§ **TASK BRIEF**: Count each line in which the word "Administration" appears. Reply with the total and nothing more.

▬▬▬▬▬▬▬▬▬▬

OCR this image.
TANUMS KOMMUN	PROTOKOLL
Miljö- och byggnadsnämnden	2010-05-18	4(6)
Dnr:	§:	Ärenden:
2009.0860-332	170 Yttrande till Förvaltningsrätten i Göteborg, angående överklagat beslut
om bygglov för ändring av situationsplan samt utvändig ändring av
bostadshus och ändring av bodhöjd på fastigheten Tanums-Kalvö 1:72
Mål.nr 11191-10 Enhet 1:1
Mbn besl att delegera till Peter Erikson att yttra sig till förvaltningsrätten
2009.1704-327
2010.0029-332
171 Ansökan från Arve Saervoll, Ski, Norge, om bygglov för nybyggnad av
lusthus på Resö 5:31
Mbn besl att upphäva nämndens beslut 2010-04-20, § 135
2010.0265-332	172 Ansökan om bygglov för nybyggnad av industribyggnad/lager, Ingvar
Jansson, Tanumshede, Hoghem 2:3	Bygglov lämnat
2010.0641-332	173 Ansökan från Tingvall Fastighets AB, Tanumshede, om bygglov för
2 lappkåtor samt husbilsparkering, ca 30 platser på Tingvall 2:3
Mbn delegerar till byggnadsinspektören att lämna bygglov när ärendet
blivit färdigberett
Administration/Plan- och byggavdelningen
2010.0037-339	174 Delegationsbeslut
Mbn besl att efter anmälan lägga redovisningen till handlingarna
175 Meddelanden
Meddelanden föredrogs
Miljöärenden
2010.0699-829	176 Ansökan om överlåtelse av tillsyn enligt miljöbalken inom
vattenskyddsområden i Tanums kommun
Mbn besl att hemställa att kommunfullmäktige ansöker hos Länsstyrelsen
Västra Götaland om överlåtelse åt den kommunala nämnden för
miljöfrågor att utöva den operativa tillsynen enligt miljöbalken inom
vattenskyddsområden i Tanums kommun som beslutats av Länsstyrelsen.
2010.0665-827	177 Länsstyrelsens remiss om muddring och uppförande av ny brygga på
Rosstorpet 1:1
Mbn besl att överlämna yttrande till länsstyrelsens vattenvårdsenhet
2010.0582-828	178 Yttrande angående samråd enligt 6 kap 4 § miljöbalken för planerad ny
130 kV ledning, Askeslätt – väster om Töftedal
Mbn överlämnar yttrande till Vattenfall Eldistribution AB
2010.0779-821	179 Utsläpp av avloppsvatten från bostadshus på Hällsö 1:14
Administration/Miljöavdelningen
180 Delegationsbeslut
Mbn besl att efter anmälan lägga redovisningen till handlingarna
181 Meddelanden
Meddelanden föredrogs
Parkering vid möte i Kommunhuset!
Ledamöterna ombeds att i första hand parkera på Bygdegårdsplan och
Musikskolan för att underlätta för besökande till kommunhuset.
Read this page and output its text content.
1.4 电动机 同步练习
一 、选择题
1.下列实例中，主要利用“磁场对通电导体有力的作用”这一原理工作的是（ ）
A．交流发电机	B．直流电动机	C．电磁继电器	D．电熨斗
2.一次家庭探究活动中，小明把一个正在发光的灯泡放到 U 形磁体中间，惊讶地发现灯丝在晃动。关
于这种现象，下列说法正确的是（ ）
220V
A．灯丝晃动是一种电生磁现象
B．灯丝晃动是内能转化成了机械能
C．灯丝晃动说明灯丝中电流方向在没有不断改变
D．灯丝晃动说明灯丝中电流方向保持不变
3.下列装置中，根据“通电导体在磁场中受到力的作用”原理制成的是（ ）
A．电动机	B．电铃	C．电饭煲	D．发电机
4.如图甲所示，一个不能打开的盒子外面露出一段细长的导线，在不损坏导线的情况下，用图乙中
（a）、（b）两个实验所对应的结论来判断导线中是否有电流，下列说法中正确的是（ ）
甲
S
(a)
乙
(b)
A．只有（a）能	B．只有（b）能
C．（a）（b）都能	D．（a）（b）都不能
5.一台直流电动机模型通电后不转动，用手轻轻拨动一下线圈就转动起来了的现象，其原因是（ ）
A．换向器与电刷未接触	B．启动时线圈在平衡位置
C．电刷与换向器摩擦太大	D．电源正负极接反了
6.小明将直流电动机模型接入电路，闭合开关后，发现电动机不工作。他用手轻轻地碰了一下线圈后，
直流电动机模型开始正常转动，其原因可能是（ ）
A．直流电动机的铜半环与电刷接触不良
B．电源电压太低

▬▬▬▬▬▬▬▬▬▬

§ **EXERCISE RESULT**: 2